• Task details
Copy out each line of the data holding "signifivant".

--*--

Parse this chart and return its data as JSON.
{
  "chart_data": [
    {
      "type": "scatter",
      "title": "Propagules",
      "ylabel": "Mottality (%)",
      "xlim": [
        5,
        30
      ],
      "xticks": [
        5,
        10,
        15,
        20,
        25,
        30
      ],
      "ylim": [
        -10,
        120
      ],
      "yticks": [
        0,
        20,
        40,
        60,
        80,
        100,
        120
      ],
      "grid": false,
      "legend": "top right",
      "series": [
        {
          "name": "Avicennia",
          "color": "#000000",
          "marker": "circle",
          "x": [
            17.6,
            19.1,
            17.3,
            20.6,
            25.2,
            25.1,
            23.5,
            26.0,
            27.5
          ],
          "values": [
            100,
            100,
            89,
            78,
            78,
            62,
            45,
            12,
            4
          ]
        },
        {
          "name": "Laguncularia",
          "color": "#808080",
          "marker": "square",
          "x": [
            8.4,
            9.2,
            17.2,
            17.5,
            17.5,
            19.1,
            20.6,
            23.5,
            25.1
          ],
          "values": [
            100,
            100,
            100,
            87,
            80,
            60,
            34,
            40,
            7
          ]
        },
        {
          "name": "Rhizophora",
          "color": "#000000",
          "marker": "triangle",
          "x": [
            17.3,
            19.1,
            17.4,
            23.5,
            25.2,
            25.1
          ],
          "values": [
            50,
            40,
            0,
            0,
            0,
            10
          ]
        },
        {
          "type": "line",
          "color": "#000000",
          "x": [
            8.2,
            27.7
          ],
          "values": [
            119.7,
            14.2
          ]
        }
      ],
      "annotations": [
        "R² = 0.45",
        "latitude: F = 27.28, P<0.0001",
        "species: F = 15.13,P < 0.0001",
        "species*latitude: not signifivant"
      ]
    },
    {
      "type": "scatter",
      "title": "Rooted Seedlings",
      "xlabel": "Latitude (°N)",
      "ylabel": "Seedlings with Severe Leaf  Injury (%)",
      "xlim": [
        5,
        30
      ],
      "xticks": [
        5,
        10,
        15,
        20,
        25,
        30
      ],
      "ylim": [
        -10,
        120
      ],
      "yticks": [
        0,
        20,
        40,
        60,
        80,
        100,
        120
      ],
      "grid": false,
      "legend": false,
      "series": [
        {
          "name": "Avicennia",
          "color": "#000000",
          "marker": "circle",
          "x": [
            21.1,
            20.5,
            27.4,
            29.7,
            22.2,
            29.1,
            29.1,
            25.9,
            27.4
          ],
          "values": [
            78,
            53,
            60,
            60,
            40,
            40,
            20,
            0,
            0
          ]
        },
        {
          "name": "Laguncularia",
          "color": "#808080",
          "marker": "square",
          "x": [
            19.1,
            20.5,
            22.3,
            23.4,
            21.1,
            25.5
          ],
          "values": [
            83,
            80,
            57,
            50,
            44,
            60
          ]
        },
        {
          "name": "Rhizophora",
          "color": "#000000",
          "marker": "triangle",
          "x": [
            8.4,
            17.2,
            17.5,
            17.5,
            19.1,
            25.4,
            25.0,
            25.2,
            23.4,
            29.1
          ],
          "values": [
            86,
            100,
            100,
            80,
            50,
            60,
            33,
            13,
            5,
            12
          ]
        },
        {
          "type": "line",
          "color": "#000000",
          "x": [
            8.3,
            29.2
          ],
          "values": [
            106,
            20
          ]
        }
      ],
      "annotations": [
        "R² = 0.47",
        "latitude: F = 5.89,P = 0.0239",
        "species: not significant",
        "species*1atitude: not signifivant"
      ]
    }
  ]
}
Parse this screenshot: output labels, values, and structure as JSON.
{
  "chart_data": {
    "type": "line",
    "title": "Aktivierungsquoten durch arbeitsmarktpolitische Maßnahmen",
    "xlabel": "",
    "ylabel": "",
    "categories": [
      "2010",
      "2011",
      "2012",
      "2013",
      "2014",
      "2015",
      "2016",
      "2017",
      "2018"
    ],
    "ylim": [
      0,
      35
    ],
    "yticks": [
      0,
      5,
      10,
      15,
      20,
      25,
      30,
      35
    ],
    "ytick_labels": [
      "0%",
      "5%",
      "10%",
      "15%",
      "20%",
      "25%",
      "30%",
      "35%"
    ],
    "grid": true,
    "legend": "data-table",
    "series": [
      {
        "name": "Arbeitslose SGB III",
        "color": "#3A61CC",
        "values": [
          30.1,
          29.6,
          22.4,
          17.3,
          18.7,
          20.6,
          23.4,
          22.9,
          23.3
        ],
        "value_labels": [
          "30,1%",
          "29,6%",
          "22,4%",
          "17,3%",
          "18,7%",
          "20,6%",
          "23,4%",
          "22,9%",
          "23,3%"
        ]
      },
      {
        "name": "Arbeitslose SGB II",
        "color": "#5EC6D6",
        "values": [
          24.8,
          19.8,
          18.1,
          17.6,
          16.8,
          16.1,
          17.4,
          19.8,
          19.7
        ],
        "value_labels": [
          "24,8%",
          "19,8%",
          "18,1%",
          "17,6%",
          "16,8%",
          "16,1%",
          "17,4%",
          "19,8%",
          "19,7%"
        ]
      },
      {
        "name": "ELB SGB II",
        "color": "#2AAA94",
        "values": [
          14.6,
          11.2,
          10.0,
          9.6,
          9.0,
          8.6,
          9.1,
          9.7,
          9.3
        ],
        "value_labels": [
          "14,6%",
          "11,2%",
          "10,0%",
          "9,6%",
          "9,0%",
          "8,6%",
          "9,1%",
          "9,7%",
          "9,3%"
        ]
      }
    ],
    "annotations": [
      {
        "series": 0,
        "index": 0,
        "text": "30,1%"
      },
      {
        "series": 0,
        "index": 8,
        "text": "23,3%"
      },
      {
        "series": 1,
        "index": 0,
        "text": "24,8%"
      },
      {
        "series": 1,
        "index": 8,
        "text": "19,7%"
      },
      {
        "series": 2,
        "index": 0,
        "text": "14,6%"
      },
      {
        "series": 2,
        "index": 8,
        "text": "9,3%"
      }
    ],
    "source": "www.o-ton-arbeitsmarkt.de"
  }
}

--*--

• Answer
        "species*latitude: not signifivant"
        "species*1atitude: not signifivant"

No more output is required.